Document passage ::
## Start
# What will it take to repair this Grex pinner



## Klawman (Nov 10, 2009)

I got better info on the pinner. What it needs isn't so much a safety device, but a piston ram assembly (what I call the driver). At a minimum, I will have just less than $60 into this, and that is if the nose and nose plate, both of which were ground down, don't need replacement. If they do, that is $24 a piece. The safety device that is missing is some sort of double trigger behing the main trigger. Pass?


----------



## Bondo (Dec 8, 2007)

> I got better info on the pinner.


Ayuh,... I'd love to tryin' Help,.. But I have No idea what you're talkin' about....


----------



## Klawman (Nov 10, 2009)

Bondo said:


> Ayuh,... I'd love to tryin' Help,.. But I have No idea what you're talkin' about....


Sorry for the confusion. I am trying to figure out if it worth buying this used pinner off of ebay. Here is a link to its description. http://cgi.ebay.com/GREX-Headless-A...emQQptZLH_DefaultDomain_0?hash=item35a7b012a0

I have emailed the seller and provided him with a Grex parts list and schematic to attempt to clarify what is wrong. It is available on the net in pdf by clicking http://grexusa.com/grexusa/downloads/tool_diagrams/grex_P630_R01.0.pdf

That runs $28 plus tax and shipping. The piston drive assembly, more commonly called the "driver", definitely needs to be replaced.
## End
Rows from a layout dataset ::
## Start
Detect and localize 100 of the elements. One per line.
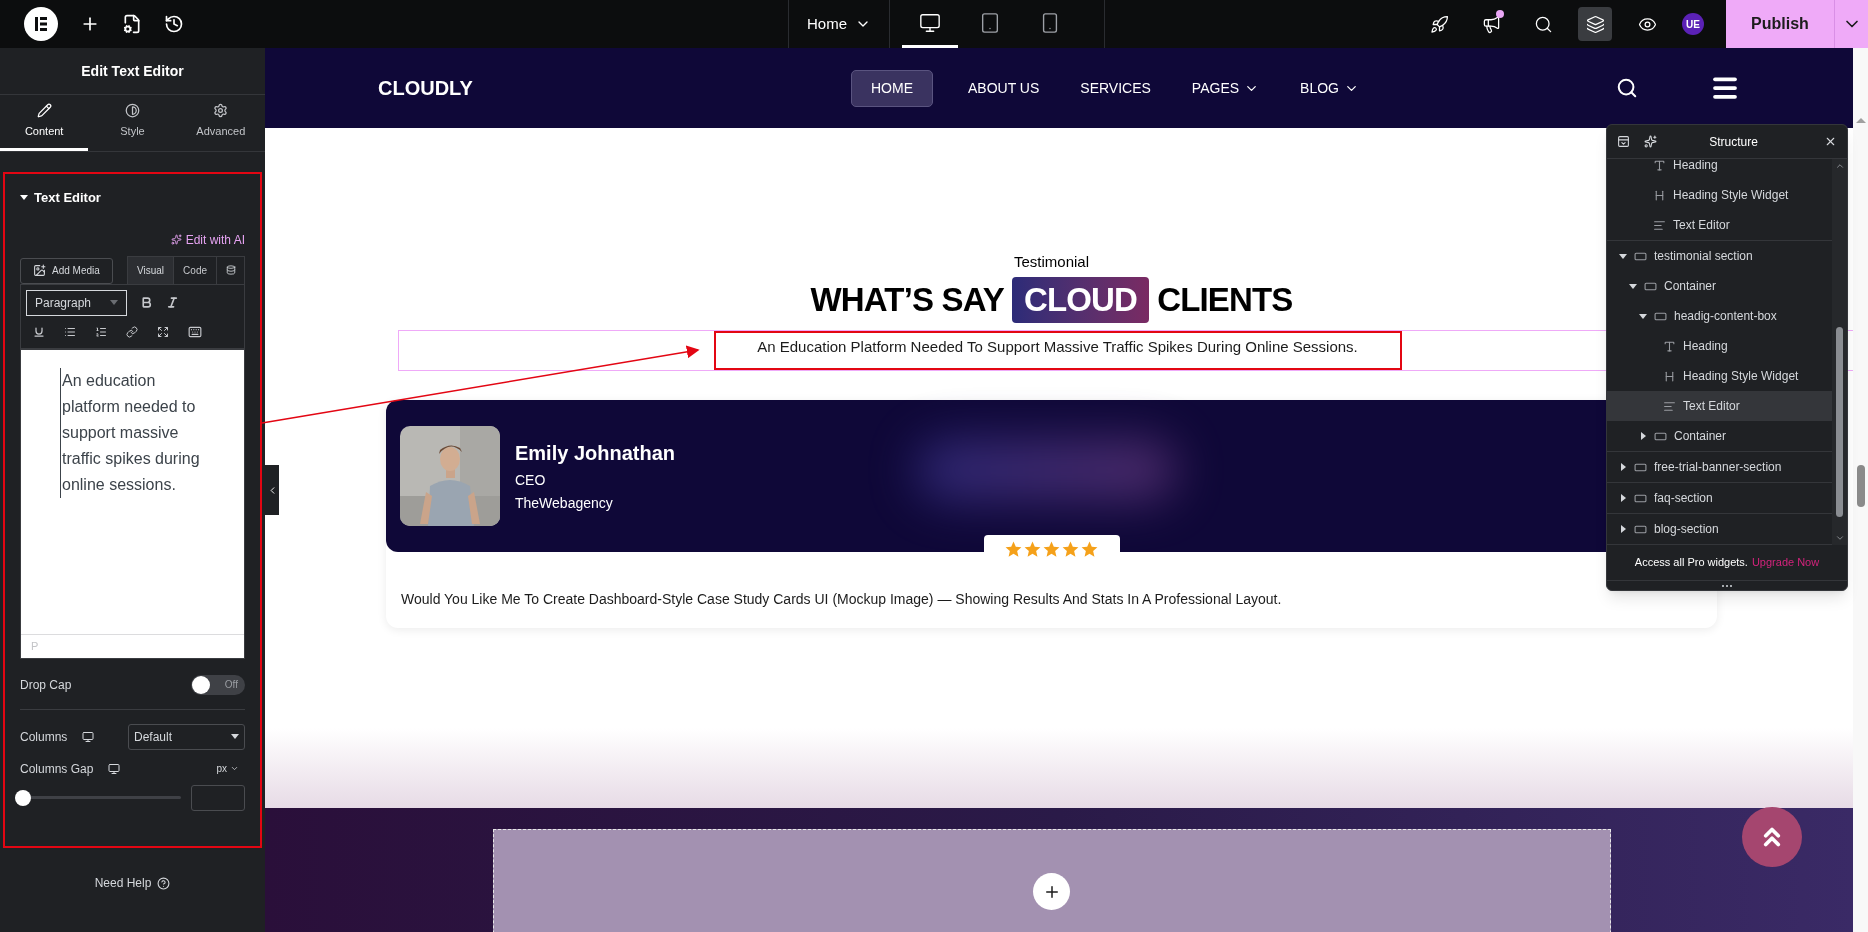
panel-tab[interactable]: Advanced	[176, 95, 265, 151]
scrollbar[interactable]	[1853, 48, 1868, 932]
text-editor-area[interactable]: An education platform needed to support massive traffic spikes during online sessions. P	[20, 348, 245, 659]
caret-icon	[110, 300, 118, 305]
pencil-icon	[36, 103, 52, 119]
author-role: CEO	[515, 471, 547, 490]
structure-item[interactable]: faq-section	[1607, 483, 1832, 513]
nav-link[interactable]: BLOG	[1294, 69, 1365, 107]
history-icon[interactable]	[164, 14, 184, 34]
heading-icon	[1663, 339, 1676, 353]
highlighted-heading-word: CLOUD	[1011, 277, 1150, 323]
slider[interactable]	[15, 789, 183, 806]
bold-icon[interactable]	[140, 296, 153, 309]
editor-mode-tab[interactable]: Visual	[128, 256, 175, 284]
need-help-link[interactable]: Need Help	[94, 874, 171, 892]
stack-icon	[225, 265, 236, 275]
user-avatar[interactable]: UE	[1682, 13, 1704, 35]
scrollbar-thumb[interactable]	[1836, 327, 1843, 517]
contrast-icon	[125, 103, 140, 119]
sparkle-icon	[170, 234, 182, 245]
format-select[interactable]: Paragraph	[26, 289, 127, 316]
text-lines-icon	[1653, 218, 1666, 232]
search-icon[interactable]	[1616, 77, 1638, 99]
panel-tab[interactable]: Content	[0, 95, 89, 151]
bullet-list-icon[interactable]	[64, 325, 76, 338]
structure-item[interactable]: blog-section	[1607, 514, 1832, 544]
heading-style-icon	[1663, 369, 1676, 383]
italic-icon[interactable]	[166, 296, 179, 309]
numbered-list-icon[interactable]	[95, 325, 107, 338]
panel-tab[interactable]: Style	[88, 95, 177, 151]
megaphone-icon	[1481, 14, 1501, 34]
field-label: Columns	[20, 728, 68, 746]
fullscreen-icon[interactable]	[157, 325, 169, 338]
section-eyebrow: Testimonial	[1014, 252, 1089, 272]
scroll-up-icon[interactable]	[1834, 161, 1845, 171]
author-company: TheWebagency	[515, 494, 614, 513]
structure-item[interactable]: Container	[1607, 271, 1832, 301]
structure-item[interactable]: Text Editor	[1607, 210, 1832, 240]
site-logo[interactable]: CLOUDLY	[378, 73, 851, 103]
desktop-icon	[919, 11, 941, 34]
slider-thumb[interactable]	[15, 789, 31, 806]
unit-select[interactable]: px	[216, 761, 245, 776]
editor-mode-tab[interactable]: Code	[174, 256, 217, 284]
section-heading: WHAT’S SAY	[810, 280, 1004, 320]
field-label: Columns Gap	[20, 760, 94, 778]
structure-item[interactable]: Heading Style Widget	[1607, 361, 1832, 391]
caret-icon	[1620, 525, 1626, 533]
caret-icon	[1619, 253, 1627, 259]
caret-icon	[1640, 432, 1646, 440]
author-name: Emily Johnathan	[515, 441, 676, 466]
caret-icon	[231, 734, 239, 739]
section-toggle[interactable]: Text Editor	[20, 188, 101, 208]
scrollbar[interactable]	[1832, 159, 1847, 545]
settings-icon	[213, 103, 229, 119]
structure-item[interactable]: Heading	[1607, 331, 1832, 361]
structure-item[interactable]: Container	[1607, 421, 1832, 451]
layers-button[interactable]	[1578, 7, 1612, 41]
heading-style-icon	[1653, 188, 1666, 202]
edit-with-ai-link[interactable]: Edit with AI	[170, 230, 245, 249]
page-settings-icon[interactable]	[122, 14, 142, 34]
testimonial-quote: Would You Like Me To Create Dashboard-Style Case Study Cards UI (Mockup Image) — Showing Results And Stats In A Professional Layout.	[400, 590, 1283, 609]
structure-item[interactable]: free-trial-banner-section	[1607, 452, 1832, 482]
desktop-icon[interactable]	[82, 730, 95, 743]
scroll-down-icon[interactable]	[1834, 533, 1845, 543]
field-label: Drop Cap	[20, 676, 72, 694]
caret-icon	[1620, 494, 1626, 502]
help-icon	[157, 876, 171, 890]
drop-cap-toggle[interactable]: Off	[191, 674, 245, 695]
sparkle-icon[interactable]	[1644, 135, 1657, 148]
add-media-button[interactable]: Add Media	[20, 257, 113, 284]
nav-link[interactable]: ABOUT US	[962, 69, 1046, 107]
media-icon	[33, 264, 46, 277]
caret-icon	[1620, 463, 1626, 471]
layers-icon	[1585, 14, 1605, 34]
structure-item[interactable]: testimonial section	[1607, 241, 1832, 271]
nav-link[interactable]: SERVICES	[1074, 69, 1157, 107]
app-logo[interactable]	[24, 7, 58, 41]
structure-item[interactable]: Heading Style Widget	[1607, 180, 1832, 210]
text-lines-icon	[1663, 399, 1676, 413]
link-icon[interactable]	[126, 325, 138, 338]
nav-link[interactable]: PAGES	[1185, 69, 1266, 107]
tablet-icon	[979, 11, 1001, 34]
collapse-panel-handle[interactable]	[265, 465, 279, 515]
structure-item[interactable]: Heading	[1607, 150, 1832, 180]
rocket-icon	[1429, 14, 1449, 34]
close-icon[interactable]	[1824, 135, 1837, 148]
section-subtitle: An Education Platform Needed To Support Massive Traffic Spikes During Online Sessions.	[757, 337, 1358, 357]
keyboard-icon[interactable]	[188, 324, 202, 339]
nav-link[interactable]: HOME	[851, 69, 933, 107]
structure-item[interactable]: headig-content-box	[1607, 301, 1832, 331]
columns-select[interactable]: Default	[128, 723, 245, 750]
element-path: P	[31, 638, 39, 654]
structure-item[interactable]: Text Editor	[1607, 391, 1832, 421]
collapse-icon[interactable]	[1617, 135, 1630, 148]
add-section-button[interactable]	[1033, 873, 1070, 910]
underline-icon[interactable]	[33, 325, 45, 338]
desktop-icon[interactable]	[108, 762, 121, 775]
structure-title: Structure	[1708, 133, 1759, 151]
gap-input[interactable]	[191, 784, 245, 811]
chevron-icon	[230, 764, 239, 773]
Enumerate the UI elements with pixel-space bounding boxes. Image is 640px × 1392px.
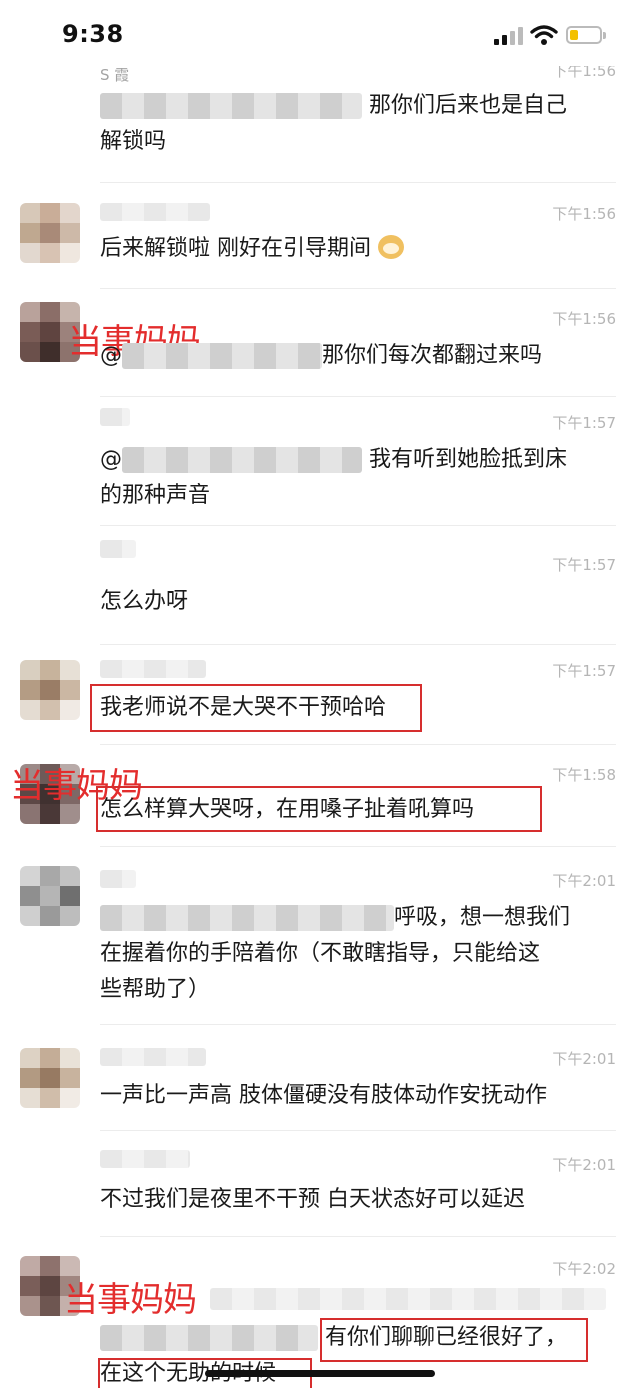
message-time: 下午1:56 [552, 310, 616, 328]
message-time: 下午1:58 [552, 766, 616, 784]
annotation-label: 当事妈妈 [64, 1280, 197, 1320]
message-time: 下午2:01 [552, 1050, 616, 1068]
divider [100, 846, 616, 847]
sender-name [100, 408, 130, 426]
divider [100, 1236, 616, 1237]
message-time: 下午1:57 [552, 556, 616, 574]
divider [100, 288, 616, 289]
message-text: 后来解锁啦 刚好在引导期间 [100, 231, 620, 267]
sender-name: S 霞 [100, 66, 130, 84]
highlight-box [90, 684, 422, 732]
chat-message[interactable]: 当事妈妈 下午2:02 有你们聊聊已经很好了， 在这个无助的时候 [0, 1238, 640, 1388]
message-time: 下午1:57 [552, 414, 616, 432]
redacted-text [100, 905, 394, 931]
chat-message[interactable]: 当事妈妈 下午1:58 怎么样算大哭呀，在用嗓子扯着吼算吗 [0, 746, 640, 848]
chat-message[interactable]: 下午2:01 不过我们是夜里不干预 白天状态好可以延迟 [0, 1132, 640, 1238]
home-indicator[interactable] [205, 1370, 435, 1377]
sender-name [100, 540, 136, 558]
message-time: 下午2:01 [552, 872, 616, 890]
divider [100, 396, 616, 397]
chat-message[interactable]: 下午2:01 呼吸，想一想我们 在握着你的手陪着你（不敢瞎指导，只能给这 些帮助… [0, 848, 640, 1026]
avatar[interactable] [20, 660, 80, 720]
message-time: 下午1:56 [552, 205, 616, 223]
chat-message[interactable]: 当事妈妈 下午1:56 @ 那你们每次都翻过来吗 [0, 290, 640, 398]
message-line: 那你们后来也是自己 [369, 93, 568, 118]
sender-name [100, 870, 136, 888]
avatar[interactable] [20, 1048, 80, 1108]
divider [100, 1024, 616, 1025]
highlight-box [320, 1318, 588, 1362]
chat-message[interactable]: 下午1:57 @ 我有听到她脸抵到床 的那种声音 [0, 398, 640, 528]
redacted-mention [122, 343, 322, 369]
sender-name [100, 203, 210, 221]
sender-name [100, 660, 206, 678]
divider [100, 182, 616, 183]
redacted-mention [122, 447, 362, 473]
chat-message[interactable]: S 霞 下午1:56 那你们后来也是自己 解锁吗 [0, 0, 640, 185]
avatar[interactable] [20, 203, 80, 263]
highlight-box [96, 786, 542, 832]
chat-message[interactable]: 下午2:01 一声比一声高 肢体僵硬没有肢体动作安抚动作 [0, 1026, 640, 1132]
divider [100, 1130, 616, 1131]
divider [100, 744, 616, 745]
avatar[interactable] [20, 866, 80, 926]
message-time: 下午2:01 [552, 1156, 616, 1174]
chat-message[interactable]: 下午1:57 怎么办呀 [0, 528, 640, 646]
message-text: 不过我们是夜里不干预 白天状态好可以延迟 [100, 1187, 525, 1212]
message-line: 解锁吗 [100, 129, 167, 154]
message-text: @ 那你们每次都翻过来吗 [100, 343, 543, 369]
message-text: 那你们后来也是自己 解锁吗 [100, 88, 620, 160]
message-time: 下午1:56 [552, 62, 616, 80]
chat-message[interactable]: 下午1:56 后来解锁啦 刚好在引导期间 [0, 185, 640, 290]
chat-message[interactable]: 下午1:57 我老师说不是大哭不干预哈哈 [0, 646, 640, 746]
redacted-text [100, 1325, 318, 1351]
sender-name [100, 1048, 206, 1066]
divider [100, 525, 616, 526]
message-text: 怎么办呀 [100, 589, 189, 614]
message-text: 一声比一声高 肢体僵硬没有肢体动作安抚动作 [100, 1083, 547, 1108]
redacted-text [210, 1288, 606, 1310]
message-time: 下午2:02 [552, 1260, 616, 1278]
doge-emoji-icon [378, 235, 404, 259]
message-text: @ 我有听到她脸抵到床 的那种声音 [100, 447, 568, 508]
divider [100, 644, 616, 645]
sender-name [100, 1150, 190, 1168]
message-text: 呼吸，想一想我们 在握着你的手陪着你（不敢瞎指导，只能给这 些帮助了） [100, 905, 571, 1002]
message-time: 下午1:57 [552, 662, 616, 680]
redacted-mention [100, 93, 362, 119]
## End
Goal 1 :: List every dollar amount mentioned in the Grex pinner thread.
Goal 2 :: Extend the Grex pinner thread, starting right after its final sentence.
The data has no connection to the forum thread.

Result 1 :: $60, $24, $28

Result 2 ::
From what the seller says, it isn't clear that one or both pieces of the nose don't need replacement. The bottom piece, called the guide plate' is $29 and the upper piece, which is the nose cover plate, runs $25. That is without tax and shippping. Those are nos. 42 and 43 on the schematic. 

I wouldn't be surprised if it needs a set of 0'rings for another $15.

I am thinking if the nose cover plate and the guide plate (nose) are bad, I am better off with a cheap new pinner for light duty diy use. If it fails, toss it.

Then I learned that a spring behind the trigger, which requires the trigger to be pressed twice to fire, has been removed.


----------



## oh'mike (Sep 18, 2009)

Sounds like a pig in a poke.--I'd pass on that one.


----------



## Klawman (Nov 10, 2009)

oh'mike said:


> Sounds like a pig in a poke.--I'd pass on that one.


Thanks Mike. When detailing the potential problems, it seemed all the more like a pig with lipstick and I was wondering why I even considered it. I will pass.


----------



## oh'mike (Sep 18, 2009)

The Harbor freight pinner is a disappointment--I borrowed one once.

I have heard that Porter cable makes a respectable one.

Of course Grex is mighty fine(until it falls into the hands of a fool) HaHa--Mike--


----------



## PaliBob (Jun 11, 2008)

I have the PC PIN100. Works great with pins from 1/2 to one inch, no problems.
http://www.amazon.com/Porter-Cable-PIN100-2-Inch-1-Inch-23-Gauge/dp/B00006411F

The criticism I have heard about Grex or other brands that shoot those headless pins up to 2" long is that when shooting long pins in hardwood the pins sometimes curl in the grain and come out where they are not supposed to.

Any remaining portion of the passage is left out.